(Stored data)

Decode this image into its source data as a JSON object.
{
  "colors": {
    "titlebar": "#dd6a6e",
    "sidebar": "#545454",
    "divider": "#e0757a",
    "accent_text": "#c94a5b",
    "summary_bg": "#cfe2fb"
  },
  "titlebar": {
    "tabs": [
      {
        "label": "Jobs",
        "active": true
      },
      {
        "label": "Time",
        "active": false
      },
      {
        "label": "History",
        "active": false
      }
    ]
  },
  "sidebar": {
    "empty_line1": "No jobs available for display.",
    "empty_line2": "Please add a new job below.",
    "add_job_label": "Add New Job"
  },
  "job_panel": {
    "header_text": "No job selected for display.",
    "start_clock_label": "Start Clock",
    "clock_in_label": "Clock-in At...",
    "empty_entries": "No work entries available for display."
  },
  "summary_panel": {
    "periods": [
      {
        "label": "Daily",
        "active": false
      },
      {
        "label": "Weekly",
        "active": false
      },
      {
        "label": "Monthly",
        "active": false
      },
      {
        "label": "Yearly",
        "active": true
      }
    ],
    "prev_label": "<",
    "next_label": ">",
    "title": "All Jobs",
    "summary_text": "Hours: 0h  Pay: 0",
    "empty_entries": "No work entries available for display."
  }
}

**Challenge**
Copy all data exactly, start to finish.

**Task output**
Decode this image into its source data as a JSON object.
{
  "colors": {
    "titlebar": "#dd6a6e",
    "sidebar": "#545454",
    "divider": "#e0757a",
    "accent_text": "#c94a5b",
    "summary_bg": "#cfe2fb"
  },
  "titlebar": {
    "tabs": [
      {
        "label": "Jobs",
        "active": true
      },
      {
        "label": "Time",
        "active": false
      },
      {
        "label": "History",
        "active": false
      }
    ]
  },
  "sidebar": {
    "empty_line1": "No jobs available for display.",
    "empty_line2": "Please add a new job below.",
    "add_job_label": "Add New Job"
  },
  "job_panel": {
    "header_text": "No job selected for display.",
    "start_clock_label": "Start Clock",
    "clock_in_label": "Clock-in At...",
    "empty_entries": "No work entries available for display."
  },
  "summary_panel": {
    "periods": [
      {
        "label": "Daily",
        "active": false
      },
      {
        "label": "Weekly",
        "active": false
      },
      {
        "label": "Monthly",
        "active": false
      },
      {
        "label": "Yearly",
        "active": true
      }
    ],
    "prev_label": "<",
    "next_label": ">",
    "title": "All Jobs",
    "summary_text": "Hours: 0h  Pay: 0",
    "empty_entries": "No work entries available for display."
  }
}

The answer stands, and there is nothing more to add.